### Exercise
Copy every entry word for word. Skip the pictures.

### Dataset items
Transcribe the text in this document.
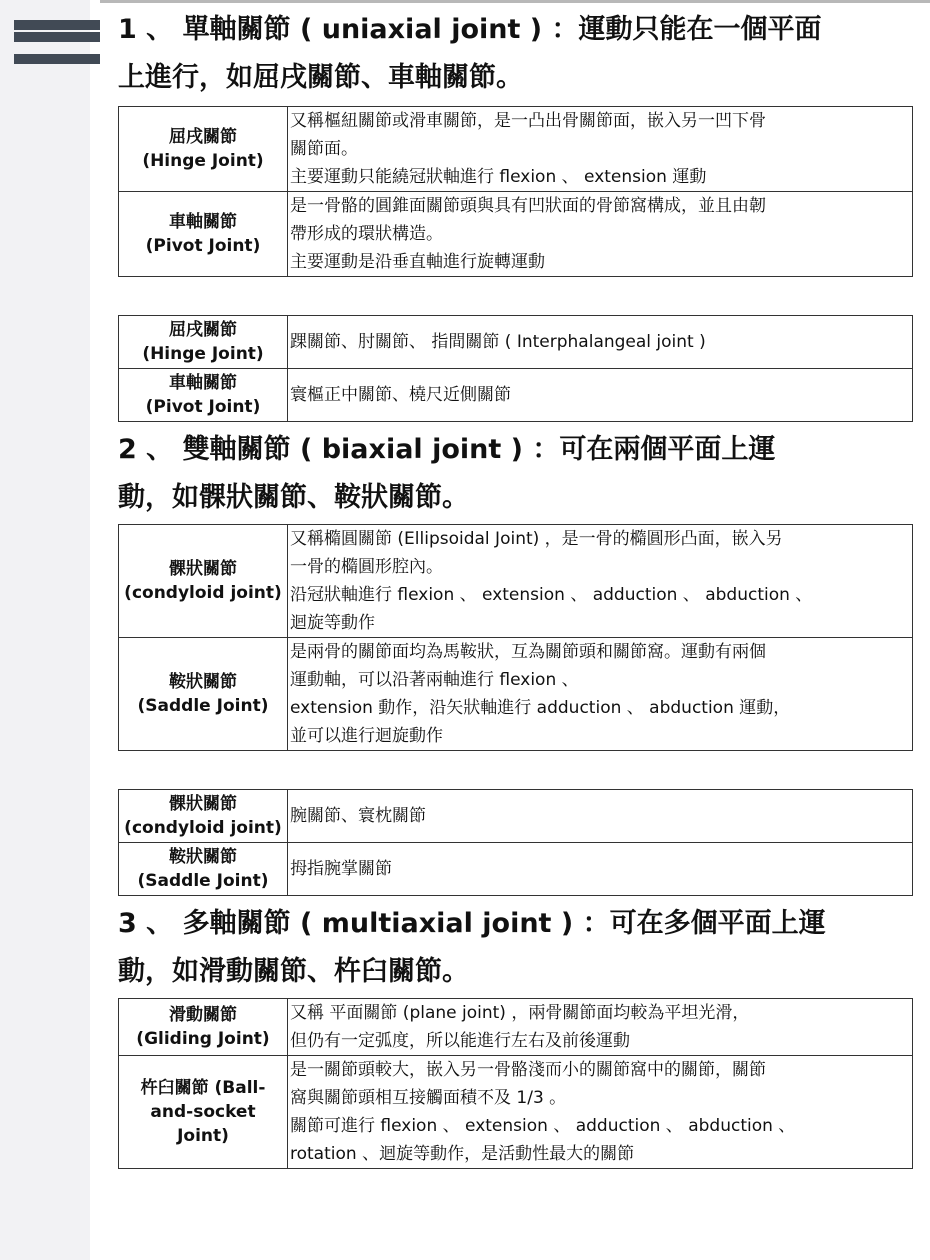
1 、 單軸關節 ( uniaxial joint ) ：運動只能在一個平面

上進行，如屈戌關節、車軸關節。

屈戌關節
(Hinge Joint)	又稱樞紐關節或滑車關節，是一凸出骨關節面，嵌入另一凹下骨
關節面。
主要運動只能繞冠狀軸進行 flexion 、 extension 運動

車軸關節
(Pivot Joint)	是一骨骼的圓錐面關節頭與具有凹狀面的骨節窩構成，並且由韌
帶形成的環狀構造。
主要運動是沿垂直軸進行旋轉運動
屈戌關節
(Hinge Joint)	踝關節、肘關節、 指間關節 ( Interphalangeal joint )

車軸關節
(Pivot Joint)	寰樞正中關節、橈尺近側關節

2 、 雙軸關節 ( biaxial joint ) ：可在兩個平面上運

動，如髁狀關節、鞍狀關節。

髁狀關節
(condyloid joint)	又稱橢圓關節 (Ellipsoidal Joint) ，是一骨的橢圓形凸面，嵌入另
一骨的橢圓形腔內。
沿冠狀軸進行 flexion 、 extension 、 adduction 、 abduction 、
迴旋等動作

鞍狀關節
(Saddle Joint)	是兩骨的關節面均為馬鞍狀，互為關節頭和關節窩。運動有兩個
運動軸，可以沿著兩軸進行 flexion 、
extension 動作，沿矢狀軸進行 adduction 、 abduction 運動，
並可以進行迴旋動作
髁狀關節
(condyloid joint)	腕關節、寰枕關節

鞍狀關節
(Saddle Joint)	拇指腕掌關節

3 、 多軸關節 ( multiaxial joint ) ：可在多個平面上運

動，如滑動關節、杵臼關節。

滑動關節
(Gliding Joint)	又稱 平面關節 (plane joint) ，兩骨關節面均較為平坦光滑，
但仍有一定弧度，所以能進行左右及前後運動

杵臼關節 (Ball-
and-socket
Joint)	是一關節頭較大，嵌入另一骨骼淺而小的關節窩中的關節，關節
窩與關節頭相互接觸面積不及 1/3 。
關節可進行 flexion 、 extension 、 adduction 、 abduction 、
rotation 、迴旋等動作，是活動性最大的關節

### Output
Transcribe the text in this document.
1 、 單軸關節 ( uniaxial joint ) ：運動只能在一個平面

上進行，如屈戌關節、車軸關節。

屈戌關節
(Hinge Joint)	又稱樞紐關節或滑車關節，是一凸出骨關節面，嵌入另一凹下骨
關節面。
主要運動只能繞冠狀軸進行 flexion 、 extension 運動

車軸關節
(Pivot Joint)	是一骨骼的圓錐面關節頭與具有凹狀面的骨節窩構成，並且由韌
帶形成的環狀構造。
主要運動是沿垂直軸進行旋轉運動
屈戌關節
(Hinge Joint)	踝關節、肘關節、 指間關節 ( Interphalangeal joint )

車軸關節
(Pivot Joint)	寰樞正中關節、橈尺近側關節

2 、 雙軸關節 ( biaxial joint ) ：可在兩個平面上運

動，如髁狀關節、鞍狀關節。

髁狀關節
(condyloid joint)	又稱橢圓關節 (Ellipsoidal Joint) ，是一骨的橢圓形凸面，嵌入另
一骨的橢圓形腔內。
沿冠狀軸進行 flexion 、 extension 、 adduction 、 abduction 、
迴旋等動作

鞍狀關節
(Saddle Joint)	是兩骨的關節面均為馬鞍狀，互為關節頭和關節窩。運動有兩個
運動軸，可以沿著兩軸進行 flexion 、
extension 動作，沿矢狀軸進行 adduction 、 abduction 運動，
並可以進行迴旋動作
髁狀關節
(condyloid joint)	腕關節、寰枕關節

鞍狀關節
(Saddle Joint)	拇指腕掌關節

3 、 多軸關節 ( multiaxial joint ) ：可在多個平面上運

動，如滑動關節、杵臼關節。

滑動關節
(Gliding Joint)	又稱 平面關節 (plane joint) ，兩骨關節面均較為平坦光滑，
但仍有一定弧度，所以能進行左右及前後運動

杵臼關節 (Ball-
and-socket
Joint)	是一關節頭較大，嵌入另一骨骼淺而小的關節窩中的關節，關節
窩與關節頭相互接觸面積不及 1/3 。
關節可進行 flexion 、 extension 、 adduction 、 abduction 、
rotation 、迴旋等動作，是活動性最大的關節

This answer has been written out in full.